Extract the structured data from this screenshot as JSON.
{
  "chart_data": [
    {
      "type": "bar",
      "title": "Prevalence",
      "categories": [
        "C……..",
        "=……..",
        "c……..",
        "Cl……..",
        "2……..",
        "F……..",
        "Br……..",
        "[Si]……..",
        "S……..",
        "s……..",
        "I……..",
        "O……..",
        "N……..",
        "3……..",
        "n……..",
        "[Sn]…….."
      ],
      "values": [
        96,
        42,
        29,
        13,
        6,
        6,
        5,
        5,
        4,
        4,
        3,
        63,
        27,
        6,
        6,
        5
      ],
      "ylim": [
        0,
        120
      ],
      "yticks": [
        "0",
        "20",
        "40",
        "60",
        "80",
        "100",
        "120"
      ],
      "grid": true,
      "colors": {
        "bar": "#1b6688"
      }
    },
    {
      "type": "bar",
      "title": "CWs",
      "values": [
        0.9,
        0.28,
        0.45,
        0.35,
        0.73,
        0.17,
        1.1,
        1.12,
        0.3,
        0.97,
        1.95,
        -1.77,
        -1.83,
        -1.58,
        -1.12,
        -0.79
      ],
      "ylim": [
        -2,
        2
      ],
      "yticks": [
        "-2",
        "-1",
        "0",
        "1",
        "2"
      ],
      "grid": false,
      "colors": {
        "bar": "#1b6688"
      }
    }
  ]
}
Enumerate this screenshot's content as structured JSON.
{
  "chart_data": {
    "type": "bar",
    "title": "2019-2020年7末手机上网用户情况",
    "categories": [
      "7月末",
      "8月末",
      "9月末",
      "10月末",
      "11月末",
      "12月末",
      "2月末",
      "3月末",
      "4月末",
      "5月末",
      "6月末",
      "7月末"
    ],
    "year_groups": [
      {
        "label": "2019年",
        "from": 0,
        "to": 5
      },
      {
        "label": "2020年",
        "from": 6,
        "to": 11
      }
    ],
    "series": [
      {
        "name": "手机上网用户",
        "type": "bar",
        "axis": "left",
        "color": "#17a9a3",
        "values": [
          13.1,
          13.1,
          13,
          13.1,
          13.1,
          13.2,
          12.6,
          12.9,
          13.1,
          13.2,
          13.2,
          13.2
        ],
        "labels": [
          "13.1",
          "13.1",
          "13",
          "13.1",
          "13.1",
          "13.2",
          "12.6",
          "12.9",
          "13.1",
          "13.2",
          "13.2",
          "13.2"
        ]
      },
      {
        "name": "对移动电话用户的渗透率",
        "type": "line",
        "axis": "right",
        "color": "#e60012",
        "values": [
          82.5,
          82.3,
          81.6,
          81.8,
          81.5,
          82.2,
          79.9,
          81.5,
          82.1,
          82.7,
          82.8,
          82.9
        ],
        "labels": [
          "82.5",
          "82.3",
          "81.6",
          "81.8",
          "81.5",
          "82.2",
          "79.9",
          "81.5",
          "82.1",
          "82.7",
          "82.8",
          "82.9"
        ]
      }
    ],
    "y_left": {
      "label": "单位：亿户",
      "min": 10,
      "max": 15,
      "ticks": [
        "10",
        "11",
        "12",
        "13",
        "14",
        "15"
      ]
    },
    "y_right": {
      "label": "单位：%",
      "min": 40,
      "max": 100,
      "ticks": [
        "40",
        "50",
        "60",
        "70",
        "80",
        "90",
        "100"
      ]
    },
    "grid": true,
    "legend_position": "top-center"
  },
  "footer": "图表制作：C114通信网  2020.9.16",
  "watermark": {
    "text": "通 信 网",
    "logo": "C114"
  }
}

==========

What is required => Which lines contain "title"? Copy each of them.

Solution below =>
      "title": "Prevalence",
      "title": "CWs",
    "title": "2019-2020年7末手机上网用户情况",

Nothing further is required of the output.